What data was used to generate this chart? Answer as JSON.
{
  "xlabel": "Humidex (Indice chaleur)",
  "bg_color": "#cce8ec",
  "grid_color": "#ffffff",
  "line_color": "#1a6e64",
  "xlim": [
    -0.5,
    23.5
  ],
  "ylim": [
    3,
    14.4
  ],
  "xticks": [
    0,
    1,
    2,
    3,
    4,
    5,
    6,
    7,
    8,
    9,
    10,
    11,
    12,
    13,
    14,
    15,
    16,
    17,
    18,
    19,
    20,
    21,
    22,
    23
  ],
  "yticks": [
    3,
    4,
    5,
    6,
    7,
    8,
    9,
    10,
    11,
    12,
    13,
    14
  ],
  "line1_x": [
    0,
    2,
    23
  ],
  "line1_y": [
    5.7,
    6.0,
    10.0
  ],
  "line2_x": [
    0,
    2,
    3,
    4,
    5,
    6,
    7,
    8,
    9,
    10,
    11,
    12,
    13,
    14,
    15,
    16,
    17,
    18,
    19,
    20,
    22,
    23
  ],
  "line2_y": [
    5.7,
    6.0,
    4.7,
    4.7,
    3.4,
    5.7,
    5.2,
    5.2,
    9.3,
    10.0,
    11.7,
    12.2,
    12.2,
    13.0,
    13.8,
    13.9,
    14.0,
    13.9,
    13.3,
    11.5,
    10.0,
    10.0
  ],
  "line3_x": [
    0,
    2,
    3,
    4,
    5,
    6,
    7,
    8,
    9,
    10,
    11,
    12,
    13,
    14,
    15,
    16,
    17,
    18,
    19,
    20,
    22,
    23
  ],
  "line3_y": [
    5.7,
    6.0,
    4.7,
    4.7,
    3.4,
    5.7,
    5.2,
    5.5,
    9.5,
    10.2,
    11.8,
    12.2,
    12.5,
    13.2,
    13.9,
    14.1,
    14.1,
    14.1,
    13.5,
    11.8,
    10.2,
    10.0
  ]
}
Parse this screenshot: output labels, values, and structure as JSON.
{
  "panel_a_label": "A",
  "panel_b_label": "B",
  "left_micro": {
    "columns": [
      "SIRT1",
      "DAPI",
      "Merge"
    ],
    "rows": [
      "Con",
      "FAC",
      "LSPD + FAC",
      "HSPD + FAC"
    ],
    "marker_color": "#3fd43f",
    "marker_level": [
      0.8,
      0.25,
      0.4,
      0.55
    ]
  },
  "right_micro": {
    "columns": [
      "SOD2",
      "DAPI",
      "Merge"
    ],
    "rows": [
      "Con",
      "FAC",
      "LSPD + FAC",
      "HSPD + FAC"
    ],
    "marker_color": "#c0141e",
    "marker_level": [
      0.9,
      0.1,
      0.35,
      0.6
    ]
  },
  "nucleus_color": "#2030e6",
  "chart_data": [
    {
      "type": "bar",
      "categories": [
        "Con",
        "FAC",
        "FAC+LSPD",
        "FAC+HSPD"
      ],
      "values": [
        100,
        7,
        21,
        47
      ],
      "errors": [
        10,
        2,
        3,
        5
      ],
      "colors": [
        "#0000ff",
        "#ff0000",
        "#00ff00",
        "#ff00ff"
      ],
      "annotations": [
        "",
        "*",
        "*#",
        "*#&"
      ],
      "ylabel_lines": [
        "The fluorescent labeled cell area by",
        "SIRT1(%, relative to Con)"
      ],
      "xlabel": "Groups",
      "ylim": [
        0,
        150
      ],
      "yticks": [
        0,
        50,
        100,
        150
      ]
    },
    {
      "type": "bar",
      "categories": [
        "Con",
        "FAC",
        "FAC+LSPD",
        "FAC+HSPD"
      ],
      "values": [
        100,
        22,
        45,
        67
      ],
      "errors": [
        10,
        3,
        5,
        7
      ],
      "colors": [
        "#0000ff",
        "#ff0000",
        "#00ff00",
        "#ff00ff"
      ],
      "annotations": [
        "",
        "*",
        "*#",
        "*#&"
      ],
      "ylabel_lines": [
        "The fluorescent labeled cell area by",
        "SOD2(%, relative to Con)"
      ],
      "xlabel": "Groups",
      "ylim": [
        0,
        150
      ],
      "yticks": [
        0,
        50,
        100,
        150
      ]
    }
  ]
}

◆ WHAT YOU ARE ASKED TO DO
Retype the entries exactly, including every line.

◆ OUTPUT OF THE EXERCISE
What data was used to generate this chart? Answer as JSON.
{
  "xlabel": "Humidex (Indice chaleur)",
  "bg_color": "#cce8ec",
  "grid_color": "#ffffff",
  "line_color": "#1a6e64",
  "xlim": [
    -0.5,
    23.5
  ],
  "ylim": [
    3,
    14.4
  ],
  "xticks": [
    0,
    1,
    2,
    3,
    4,
    5,
    6,
    7,
    8,
    9,
    10,
    11,
    12,
    13,
    14,
    15,
    16,
    17,
    18,
    19,
    20,
    21,
    22,
    23
  ],
  "yticks": [
    3,
    4,
    5,
    6,
    7,
    8,
    9,
    10,
    11,
    12,
    13,
    14
  ],
  "line1_x": [
    0,
    2,
    23
  ],
  "line1_y": [
    5.7,
    6.0,
    10.0
  ],
  "line2_x": [
    0,
    2,
    3,
    4,
    5,
    6,
    7,
    8,
    9,
    10,
    11,
    12,
    13,
    14,
    15,
    16,
    17,
    18,
    19,
    20,
    22,
    23
  ],
  "line2_y": [
    5.7,
    6.0,
    4.7,
    4.7,
    3.4,
    5.7,
    5.2,
    5.2,
    9.3,
    10.0,
    11.7,
    12.2,
    12.2,
    13.0,
    13.8,
    13.9,
    14.0,
    13.9,
    13.3,
    11.5,
    10.0,
    10.0
  ],
  "line3_x": [
    0,
    2,
    3,
    4,
    5,
    6,
    7,
    8,
    9,
    10,
    11,
    12,
    13,
    14,
    15,
    16,
    17,
    18,
    19,
    20,
    22,
    23
  ],
  "line3_y": [
    5.7,
    6.0,
    4.7,
    4.7,
    3.4,
    5.7,
    5.2,
    5.5,
    9.5,
    10.2,
    11.8,
    12.2,
    12.5,
    13.2,
    13.9,
    14.1,
    14.1,
    14.1,
    13.5,
    11.8,
    10.2,
    10.0
  ]
}
Parse this screenshot: output labels, values, and structure as JSON.
{
  "panel_a_label": "A",
  "panel_b_label": "B",
  "left_micro": {
    "columns": [
      "SIRT1",
      "DAPI",
      "Merge"
    ],
    "rows": [
      "Con",
      "FAC",
      "LSPD + FAC",
      "HSPD + FAC"
    ],
    "marker_color": "#3fd43f",
    "marker_level": [
      0.8,
      0.25,
      0.4,
      0.55
    ]
  },
  "right_micro": {
    "columns": [
      "SOD2",
      "DAPI",
      "Merge"
    ],
    "rows": [
      "Con",
      "FAC",
      "LSPD + FAC",
      "HSPD + FAC"
    ],
    "marker_color": "#c0141e",
    "marker_level": [
      0.9,
      0.1,
      0.35,
      0.6
    ]
  },
  "nucleus_color": "#2030e6",
  "chart_data": [
    {
      "type": "bar",
      "categories": [
        "Con",
        "FAC",
        "FAC+LSPD",
        "FAC+HSPD"
      ],
      "values": [
        100,
        7,
        21,
        47
      ],
      "errors": [
        10,
        2,
        3,
        5
      ],
      "colors": [
        "#0000ff",
        "#ff0000",
        "#00ff00",
        "#ff00ff"
      ],
      "annotations": [
        "",
        "*",
        "*#",
        "*#&"
      ],
      "ylabel_lines": [
        "The fluorescent labeled cell area by",
        "SIRT1(%, relative to Con)"
      ],
      "xlabel": "Groups",
      "ylim": [
        0,
        150
      ],
      "yticks": [
        0,
        50,
        100,
        150
      ]
    },
    {
      "type": "bar",
      "categories": [
        "Con",
        "FAC",
        "FAC+LSPD",
        "FAC+HSPD"
      ],
      "values": [
        100,
        22,
        45,
        67
      ],
      "errors": [
        10,
        3,
        5,
        7
      ],
      "colors": [
        "#0000ff",
        "#ff0000",
        "#00ff00",
        "#ff00ff"
      ],
      "annotations": [
        "",
        "*",
        "*#",
        "*#&"
      ],
      "ylabel_lines": [
        "The fluorescent labeled cell area by",
        "SOD2(%, relative to Con)"
      ],
      "xlabel": "Groups",
      "ylim": [
        0,
        150
      ],
      "yticks": [
        0,
        50,
        100,
        150
      ]
    }
  ]
}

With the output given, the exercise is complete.